Requirements:
Gather all lines from the material that contain "Split".

Begin Records supplied

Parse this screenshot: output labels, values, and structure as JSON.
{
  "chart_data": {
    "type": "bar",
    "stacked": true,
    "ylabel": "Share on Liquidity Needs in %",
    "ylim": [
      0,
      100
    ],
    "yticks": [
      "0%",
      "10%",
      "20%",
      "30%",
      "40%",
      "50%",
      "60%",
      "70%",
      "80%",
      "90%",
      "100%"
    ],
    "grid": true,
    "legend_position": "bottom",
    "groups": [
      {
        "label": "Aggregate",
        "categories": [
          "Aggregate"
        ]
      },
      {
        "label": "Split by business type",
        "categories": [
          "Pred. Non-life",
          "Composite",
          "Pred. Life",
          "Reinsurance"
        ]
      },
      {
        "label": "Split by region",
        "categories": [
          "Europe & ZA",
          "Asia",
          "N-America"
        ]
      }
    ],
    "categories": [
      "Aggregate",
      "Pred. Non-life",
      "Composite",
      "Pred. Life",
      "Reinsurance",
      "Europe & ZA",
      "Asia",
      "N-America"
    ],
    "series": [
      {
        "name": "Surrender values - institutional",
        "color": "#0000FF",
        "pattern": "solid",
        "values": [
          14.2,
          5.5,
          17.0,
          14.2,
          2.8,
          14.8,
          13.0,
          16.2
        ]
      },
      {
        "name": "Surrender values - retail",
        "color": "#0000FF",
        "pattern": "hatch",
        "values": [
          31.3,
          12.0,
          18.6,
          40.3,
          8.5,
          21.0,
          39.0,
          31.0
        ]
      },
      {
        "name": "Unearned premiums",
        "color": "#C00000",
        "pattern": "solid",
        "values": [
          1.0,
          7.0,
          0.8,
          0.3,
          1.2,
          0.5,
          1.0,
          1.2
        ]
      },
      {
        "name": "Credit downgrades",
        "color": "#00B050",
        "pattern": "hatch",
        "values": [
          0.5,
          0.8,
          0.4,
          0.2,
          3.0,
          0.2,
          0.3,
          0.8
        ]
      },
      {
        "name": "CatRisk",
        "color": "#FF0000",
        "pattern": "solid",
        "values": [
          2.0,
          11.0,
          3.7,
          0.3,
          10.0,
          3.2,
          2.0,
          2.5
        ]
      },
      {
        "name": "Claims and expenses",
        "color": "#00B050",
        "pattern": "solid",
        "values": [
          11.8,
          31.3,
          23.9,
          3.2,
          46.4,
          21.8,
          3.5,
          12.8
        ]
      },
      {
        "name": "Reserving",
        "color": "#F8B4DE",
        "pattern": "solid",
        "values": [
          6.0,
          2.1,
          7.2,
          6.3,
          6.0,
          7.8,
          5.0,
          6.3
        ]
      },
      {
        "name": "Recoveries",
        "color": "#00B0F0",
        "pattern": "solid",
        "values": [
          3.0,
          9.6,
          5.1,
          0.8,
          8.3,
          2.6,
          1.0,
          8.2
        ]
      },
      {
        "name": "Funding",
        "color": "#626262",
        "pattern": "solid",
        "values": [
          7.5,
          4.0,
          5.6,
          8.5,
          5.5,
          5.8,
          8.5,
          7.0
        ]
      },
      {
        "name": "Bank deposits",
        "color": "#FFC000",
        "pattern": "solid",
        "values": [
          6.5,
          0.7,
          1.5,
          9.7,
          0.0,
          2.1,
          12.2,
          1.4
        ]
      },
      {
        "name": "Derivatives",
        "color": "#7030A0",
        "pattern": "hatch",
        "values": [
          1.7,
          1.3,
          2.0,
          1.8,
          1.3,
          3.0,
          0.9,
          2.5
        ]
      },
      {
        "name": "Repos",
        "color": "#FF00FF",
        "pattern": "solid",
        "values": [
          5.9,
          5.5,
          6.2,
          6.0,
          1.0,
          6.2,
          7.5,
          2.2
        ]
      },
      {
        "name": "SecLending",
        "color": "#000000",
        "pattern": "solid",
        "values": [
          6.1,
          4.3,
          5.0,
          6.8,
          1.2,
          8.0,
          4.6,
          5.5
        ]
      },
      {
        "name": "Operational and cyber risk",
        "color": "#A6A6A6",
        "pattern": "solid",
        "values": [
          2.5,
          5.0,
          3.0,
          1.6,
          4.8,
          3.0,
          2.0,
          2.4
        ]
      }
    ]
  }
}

End Records supplied

Answer below:
        "label": "Split by business type",
        "label": "Split by region",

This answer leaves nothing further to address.